» Stored records

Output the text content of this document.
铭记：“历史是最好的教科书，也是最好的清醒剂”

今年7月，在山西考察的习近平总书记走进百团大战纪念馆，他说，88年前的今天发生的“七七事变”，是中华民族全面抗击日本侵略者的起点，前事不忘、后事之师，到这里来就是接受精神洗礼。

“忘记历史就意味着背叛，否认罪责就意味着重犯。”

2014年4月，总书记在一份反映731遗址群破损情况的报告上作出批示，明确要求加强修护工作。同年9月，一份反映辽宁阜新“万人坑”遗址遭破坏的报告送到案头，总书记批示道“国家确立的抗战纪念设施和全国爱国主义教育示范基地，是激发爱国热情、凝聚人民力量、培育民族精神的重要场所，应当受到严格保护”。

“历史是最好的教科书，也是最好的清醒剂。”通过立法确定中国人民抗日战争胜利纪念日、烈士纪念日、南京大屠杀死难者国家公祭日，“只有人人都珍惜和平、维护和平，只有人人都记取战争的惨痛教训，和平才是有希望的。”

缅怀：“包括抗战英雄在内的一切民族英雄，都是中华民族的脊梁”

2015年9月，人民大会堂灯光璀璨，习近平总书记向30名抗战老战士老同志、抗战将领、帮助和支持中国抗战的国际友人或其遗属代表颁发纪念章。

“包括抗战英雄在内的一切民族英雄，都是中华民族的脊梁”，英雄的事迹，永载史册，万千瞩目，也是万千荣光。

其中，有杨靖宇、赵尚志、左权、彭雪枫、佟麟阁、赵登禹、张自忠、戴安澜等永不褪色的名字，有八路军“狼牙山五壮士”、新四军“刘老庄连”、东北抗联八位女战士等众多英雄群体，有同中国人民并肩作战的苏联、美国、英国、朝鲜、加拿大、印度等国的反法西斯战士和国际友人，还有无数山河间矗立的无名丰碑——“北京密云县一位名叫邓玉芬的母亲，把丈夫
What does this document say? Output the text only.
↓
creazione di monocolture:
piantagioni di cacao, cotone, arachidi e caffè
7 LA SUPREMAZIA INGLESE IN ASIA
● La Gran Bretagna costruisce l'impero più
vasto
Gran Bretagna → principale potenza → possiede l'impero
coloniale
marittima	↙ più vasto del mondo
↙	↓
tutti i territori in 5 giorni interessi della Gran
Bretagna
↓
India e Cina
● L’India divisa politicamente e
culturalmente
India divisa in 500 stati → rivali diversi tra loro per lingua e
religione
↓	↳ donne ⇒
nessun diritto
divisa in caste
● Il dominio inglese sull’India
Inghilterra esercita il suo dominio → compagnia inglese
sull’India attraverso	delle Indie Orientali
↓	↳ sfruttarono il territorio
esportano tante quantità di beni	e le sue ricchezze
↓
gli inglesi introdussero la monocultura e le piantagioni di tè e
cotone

» Exercise brief
Give exactly the lines from the one with "What does this" to the end of the entries, nothing before them.

» Output for this task
What does this document say? Output the text only.
↓
creazione di monocolture:
piantagioni di cacao, cotone, arachidi e caffè
7 LA SUPREMAZIA INGLESE IN ASIA
● La Gran Bretagna costruisce l'impero più
vasto
Gran Bretagna → principale potenza → possiede l'impero
coloniale
marittima	↙ più vasto del mondo
↙	↓
tutti i territori in 5 giorni interessi della Gran
Bretagna
↓
India e Cina
● L’India divisa politicamente e
culturalmente
India divisa in 500 stati → rivali diversi tra loro per lingua e
religione
↓	↳ donne ⇒
nessun diritto
divisa in caste
● Il dominio inglese sull’India
Inghilterra esercita il suo dominio → compagnia inglese
sull’India attraverso	delle Indie Orientali
↓	↳ sfruttarono il territorio
esportano tante quantità di beni	e le sue ricchezze
↓
gli inglesi introdussero la monocultura e le piantagioni di tè e
cotone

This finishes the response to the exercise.